# TASK REQUIREMENTS
Locate the string "title" in the records below. Copy every line where it occurs.

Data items
┌──

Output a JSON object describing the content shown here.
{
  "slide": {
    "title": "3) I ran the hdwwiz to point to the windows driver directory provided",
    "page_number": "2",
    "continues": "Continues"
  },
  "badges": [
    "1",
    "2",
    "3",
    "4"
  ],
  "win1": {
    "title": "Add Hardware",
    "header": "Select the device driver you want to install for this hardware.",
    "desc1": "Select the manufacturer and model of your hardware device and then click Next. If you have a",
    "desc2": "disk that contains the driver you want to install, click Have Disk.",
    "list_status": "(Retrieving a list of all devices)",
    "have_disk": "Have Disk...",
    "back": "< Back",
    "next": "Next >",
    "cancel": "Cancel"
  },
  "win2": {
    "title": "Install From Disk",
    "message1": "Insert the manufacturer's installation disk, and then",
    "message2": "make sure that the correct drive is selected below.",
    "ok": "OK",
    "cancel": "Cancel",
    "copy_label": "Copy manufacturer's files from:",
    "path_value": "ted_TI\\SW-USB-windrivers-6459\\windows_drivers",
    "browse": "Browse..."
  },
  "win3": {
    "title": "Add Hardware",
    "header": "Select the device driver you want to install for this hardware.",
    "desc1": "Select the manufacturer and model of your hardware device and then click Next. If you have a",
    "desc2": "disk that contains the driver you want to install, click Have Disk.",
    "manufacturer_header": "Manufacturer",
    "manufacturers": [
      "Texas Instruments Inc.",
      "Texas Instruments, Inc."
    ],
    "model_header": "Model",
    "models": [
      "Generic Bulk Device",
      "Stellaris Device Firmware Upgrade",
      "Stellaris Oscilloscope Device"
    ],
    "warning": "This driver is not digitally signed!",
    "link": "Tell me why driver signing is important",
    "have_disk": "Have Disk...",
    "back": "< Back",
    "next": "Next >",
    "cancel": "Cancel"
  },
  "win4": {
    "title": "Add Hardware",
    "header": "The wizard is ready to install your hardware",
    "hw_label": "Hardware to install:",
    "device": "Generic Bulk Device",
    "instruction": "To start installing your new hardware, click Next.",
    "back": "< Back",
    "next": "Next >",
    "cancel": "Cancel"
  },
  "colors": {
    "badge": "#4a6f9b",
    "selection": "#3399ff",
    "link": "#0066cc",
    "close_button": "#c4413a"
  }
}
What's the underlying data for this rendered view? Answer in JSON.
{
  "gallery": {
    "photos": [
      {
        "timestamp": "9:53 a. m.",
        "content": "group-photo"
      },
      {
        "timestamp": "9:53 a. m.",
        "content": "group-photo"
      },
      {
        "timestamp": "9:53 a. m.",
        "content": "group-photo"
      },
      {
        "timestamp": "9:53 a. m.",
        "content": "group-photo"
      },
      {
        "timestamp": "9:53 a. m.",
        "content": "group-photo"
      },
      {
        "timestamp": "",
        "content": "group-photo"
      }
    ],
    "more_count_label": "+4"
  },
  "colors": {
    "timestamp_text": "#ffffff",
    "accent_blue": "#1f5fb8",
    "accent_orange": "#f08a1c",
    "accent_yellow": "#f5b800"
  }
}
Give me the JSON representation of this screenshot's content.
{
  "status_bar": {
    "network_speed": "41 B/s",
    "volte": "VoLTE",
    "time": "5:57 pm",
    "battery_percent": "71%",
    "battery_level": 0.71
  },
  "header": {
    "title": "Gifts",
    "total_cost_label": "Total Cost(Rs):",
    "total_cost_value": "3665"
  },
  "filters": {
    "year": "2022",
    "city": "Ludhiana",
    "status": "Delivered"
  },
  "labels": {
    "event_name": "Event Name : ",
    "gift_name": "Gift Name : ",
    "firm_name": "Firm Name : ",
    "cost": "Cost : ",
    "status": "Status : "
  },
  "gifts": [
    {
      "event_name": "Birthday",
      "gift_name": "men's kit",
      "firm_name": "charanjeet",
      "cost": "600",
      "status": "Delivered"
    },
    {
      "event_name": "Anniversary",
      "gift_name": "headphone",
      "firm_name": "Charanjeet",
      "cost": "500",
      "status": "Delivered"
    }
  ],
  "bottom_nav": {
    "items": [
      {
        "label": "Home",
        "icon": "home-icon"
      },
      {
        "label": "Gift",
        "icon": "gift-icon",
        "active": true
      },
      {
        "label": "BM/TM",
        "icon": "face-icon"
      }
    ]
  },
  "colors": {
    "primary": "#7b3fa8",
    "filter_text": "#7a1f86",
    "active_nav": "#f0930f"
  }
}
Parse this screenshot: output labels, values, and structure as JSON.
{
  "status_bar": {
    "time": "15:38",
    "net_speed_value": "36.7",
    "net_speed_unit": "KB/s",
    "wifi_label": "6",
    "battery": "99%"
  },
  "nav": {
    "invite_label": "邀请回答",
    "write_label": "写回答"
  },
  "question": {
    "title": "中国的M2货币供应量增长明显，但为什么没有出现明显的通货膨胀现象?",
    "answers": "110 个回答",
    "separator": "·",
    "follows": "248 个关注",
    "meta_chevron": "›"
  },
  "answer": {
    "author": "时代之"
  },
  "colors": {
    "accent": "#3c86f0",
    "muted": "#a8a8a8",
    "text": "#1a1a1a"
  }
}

└──

# FULL SOLUTION
    "title": "3) I ran the hdwwiz to point to the windows driver directory provided",
    "title": "Add Hardware",
    "title": "Install From Disk",
    "title": "Add Hardware",
    "title": "Add Hardware",
    "title": "Gifts",
    "title": "中国的M2货币供应量增长明显，但为什么没有出现明显的通货膨胀现象?",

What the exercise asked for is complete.